[Entries taken from a collection]
○ ○ ○ ○ ○
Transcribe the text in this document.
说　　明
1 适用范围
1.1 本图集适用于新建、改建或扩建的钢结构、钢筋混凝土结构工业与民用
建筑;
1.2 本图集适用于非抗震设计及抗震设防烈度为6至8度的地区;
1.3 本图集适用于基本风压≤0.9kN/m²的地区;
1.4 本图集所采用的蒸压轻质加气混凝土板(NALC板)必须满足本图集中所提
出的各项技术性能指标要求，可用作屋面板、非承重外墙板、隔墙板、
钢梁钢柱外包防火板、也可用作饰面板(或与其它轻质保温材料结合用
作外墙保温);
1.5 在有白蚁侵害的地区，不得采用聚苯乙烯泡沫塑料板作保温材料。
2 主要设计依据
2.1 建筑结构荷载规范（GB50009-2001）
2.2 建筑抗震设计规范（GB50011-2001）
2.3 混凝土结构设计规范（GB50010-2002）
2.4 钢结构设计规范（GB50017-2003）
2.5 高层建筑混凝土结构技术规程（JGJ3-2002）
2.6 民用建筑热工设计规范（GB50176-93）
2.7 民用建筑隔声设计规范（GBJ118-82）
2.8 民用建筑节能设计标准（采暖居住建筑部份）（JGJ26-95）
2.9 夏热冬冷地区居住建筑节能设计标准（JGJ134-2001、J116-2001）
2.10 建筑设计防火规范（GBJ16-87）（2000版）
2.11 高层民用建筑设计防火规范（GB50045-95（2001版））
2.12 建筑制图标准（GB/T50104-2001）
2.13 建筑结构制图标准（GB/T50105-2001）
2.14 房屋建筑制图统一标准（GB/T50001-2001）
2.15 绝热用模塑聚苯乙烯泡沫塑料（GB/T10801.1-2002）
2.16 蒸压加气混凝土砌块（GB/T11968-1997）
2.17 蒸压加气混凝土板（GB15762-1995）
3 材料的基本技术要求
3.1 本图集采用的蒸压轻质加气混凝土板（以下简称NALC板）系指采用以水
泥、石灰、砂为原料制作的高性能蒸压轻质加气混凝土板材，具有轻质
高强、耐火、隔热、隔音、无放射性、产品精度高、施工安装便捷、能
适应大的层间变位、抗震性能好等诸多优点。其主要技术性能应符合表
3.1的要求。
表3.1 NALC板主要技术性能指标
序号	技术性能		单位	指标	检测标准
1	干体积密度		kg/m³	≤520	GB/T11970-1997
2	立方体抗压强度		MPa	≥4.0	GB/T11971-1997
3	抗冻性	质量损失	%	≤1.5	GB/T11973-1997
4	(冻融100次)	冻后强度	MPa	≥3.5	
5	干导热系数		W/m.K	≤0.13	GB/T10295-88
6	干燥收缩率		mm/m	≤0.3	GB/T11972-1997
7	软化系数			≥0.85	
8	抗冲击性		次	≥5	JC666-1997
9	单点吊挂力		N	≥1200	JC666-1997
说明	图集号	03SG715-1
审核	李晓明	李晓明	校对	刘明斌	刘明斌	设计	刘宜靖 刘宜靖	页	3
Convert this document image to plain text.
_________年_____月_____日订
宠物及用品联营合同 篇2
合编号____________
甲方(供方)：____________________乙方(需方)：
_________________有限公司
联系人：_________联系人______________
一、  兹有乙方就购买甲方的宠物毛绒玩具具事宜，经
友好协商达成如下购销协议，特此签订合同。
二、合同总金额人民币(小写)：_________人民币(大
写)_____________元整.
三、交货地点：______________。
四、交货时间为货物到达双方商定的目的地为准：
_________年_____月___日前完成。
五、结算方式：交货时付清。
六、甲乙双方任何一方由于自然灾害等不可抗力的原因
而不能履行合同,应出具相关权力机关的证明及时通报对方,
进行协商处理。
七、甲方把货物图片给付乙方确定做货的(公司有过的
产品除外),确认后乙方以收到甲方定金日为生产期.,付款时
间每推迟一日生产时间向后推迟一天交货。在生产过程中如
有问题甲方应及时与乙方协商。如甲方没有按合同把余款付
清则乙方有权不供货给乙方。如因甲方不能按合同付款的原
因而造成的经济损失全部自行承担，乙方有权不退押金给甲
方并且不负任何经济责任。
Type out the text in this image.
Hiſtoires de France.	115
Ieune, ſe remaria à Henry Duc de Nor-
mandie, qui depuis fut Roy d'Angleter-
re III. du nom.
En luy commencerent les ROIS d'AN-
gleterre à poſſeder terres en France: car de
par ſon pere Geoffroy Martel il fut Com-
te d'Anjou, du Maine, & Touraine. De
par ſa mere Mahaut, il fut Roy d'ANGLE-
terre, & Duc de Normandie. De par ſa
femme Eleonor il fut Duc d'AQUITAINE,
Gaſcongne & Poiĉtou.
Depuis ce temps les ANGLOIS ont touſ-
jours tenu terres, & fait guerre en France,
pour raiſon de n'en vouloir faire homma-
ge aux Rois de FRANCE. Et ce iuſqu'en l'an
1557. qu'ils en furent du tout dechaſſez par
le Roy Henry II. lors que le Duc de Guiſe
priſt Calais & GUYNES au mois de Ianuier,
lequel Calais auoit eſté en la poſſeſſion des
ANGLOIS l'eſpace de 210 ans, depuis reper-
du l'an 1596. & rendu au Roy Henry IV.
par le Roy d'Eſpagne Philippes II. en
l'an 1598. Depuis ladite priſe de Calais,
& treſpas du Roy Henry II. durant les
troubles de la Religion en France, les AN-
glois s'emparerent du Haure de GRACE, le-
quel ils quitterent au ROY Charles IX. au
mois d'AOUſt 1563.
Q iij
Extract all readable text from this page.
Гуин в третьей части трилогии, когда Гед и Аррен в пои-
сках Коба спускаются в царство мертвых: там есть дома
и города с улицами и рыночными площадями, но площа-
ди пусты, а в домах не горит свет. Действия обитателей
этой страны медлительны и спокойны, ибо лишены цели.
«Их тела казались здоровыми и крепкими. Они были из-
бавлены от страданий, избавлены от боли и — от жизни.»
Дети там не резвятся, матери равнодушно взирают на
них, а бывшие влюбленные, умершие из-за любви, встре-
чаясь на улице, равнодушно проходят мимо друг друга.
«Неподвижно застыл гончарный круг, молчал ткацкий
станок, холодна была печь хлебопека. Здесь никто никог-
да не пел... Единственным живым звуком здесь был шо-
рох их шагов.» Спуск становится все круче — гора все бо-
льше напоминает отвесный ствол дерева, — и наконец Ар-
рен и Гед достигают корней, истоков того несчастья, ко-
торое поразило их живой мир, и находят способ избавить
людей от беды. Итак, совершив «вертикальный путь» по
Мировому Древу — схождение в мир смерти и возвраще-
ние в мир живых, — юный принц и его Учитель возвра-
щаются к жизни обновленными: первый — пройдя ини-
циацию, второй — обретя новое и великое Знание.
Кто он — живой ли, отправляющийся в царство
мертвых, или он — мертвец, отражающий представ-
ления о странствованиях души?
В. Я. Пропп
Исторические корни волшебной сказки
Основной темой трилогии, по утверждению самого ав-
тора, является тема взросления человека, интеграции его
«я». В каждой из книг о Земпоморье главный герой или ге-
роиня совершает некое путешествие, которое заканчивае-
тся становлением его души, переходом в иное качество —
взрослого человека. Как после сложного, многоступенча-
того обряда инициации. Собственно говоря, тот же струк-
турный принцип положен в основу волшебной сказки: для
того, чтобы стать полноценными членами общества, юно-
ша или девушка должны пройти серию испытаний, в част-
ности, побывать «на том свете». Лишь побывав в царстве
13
○ ○ ○ ○ ○
JOB
Reproduce every record, matching each line exactly.

TASK OUTPUT
Transcribe the text in this document.
说　　明
1 适用范围
1.1 本图集适用于新建、改建或扩建的钢结构、钢筋混凝土结构工业与民用
建筑;
1.2 本图集适用于非抗震设计及抗震设防烈度为6至8度的地区;
1.3 本图集适用于基本风压≤0.9kN/m²的地区;
1.4 本图集所采用的蒸压轻质加气混凝土板(NALC板)必须满足本图集中所提
出的各项技术性能指标要求，可用作屋面板、非承重外墙板、隔墙板、
钢梁钢柱外包防火板、也可用作饰面板(或与其它轻质保温材料结合用
作外墙保温);
1.5 在有白蚁侵害的地区，不得采用聚苯乙烯泡沫塑料板作保温材料。
2 主要设计依据
2.1 建筑结构荷载规范（GB50009-2001）
2.2 建筑抗震设计规范（GB50011-2001）
2.3 混凝土结构设计规范（GB50010-2002）
2.4 钢结构设计规范（GB50017-2003）
2.5 高层建筑混凝土结构技术规程（JGJ3-2002）
2.6 民用建筑热工设计规范（GB50176-93）
2.7 民用建筑隔声设计规范（GBJ118-82）
2.8 民用建筑节能设计标准（采暖居住建筑部份）（JGJ26-95）
2.9 夏热冬冷地区居住建筑节能设计标准（JGJ134-2001、J116-2001）
2.10 建筑设计防火规范（GBJ16-87）（2000版）
2.11 高层民用建筑设计防火规范（GB50045-95（2001版））
2.12 建筑制图标准（GB/T50104-2001）
2.13 建筑结构制图标准（GB/T50105-2001）
2.14 房屋建筑制图统一标准（GB/T50001-2001）
2.15 绝热用模塑聚苯乙烯泡沫塑料（GB/T10801.1-2002）
2.16 蒸压加气混凝土砌块（GB/T11968-1997）
2.17 蒸压加气混凝土板（GB15762-1995）
3 材料的基本技术要求
3.1 本图集采用的蒸压轻质加气混凝土板（以下简称NALC板）系指采用以水
泥、石灰、砂为原料制作的高性能蒸压轻质加气混凝土板材，具有轻质
高强、耐火、隔热、隔音、无放射性、产品精度高、施工安装便捷、能
适应大的层间变位、抗震性能好等诸多优点。其主要技术性能应符合表
3.1的要求。
表3.1 NALC板主要技术性能指标
序号	技术性能		单位	指标	检测标准
1	干体积密度		kg/m³	≤520	GB/T11970-1997
2	立方体抗压强度		MPa	≥4.0	GB/T11971-1997
3	抗冻性	质量损失	%	≤1.5	GB/T11973-1997
4	(冻融100次)	冻后强度	MPa	≥3.5	
5	干导热系数		W/m.K	≤0.13	GB/T10295-88
6	干燥收缩率		mm/m	≤0.3	GB/T11972-1997
7	软化系数			≥0.85	
8	抗冲击性		次	≥5	JC666-1997
9	单点吊挂力		N	≥1200	JC666-1997
说明	图集号	03SG715-1
审核	李晓明	李晓明	校对	刘明斌	刘明斌	设计	刘宜靖 刘宜靖	页	3
Convert this document image to plain text.
_________年_____月_____日订
宠物及用品联营合同 篇2
合编号____________
甲方(供方)：____________________乙方(需方)：
_________________有限公司
联系人：_________联系人______________
一、  兹有乙方就购买甲方的宠物毛绒玩具具事宜，经
友好协商达成如下购销协议，特此签订合同。
二、合同总金额人民币(小写)：_________人民币(大
写)_____________元整.
三、交货地点：______________。
四、交货时间为货物到达双方商定的目的地为准：
_________年_____月___日前完成。
五、结算方式：交货时付清。
六、甲乙双方任何一方由于自然灾害等不可抗力的原因
而不能履行合同,应出具相关权力机关的证明及时通报对方,
进行协商处理。
七、甲方把货物图片给付乙方确定做货的(公司有过的
产品除外),确认后乙方以收到甲方定金日为生产期.,付款时
间每推迟一日生产时间向后推迟一天交货。在生产过程中如
有问题甲方应及时与乙方协商。如甲方没有按合同把余款付
清则乙方有权不供货给乙方。如因甲方不能按合同付款的原
因而造成的经济损失全部自行承担，乙方有权不退押金给甲
方并且不负任何经济责任。
Type out the text in this image.
Hiſtoires de France.	115
Ieune, ſe remaria à Henry Duc de Nor-
mandie, qui depuis fut Roy d'Angleter-
re III. du nom.
En luy commencerent les ROIS d'AN-
gleterre à poſſeder terres en France: car de
par ſon pere Geoffroy Martel il fut Com-
te d'Anjou, du Maine, & Touraine. De
par ſa mere Mahaut, il fut Roy d'ANGLE-
terre, & Duc de Normandie. De par ſa
femme Eleonor il fut Duc d'AQUITAINE,
Gaſcongne & Poiĉtou.
Depuis ce temps les ANGLOIS ont touſ-
jours tenu terres, & fait guerre en France,
pour raiſon de n'en vouloir faire homma-
ge aux Rois de FRANCE. Et ce iuſqu'en l'an
1557. qu'ils en furent du tout dechaſſez par
le Roy Henry II. lors que le Duc de Guiſe
priſt Calais & GUYNES au mois de Ianuier,
lequel Calais auoit eſté en la poſſeſſion des
ANGLOIS l'eſpace de 210 ans, depuis reper-
du l'an 1596. & rendu au Roy Henry IV.
par le Roy d'Eſpagne Philippes II. en
l'an 1598. Depuis ladite priſe de Calais,
& treſpas du Roy Henry II. durant les
troubles de la Religion en France, les AN-
glois s'emparerent du Haure de GRACE, le-
quel ils quitterent au ROY Charles IX. au
mois d'AOUſt 1563.
Q iij
Extract all readable text from this page.
Гуин в третьей части трилогии, когда Гед и Аррен в пои-
сках Коба спускаются в царство мертвых: там есть дома
и города с улицами и рыночными площадями, но площа-
ди пусты, а в домах не горит свет. Действия обитателей
этой страны медлительны и спокойны, ибо лишены цели.
«Их тела казались здоровыми и крепкими. Они были из-
бавлены от страданий, избавлены от боли и — от жизни.»
Дети там не резвятся, матери равнодушно взирают на
них, а бывшие влюбленные, умершие из-за любви, встре-
чаясь на улице, равнодушно проходят мимо друг друга.
«Неподвижно застыл гончарный круг, молчал ткацкий
станок, холодна была печь хлебопека. Здесь никто никог-
да не пел... Единственным живым звуком здесь был шо-
рох их шагов.» Спуск становится все круче — гора все бо-
льше напоминает отвесный ствол дерева, — и наконец Ар-
рен и Гед достигают корней, истоков того несчастья, ко-
торое поразило их живой мир, и находят способ избавить
людей от беды. Итак, совершив «вертикальный путь» по
Мировому Древу — схождение в мир смерти и возвраще-
ние в мир живых, — юный принц и его Учитель возвра-
щаются к жизни обновленными: первый — пройдя ини-
циацию, второй — обретя новое и великое Знание.
Кто он — живой ли, отправляющийся в царство
мертвых, или он — мертвец, отражающий представ-
ления о странствованиях души?
В. Я. Пропп
Исторические корни волшебной сказки
Основной темой трилогии, по утверждению самого ав-
тора, является тема взросления человека, интеграции его
«я». В каждой из книг о Земпоморье главный герой или ге-
роиня совершает некое путешествие, которое заканчивае-
тся становлением его души, переходом в иное качество —
взрослого человека. Как после сложного, многоступенча-
того обряда инициации. Собственно говоря, тот же струк-
турный принцип положен в основу волшебной сказки: для
того, чтобы стать полноценными членами общества, юно-
ша или девушка должны пройти серию испытаний, в част-
ности, побывать «на том свете». Лишь побывав в царстве
13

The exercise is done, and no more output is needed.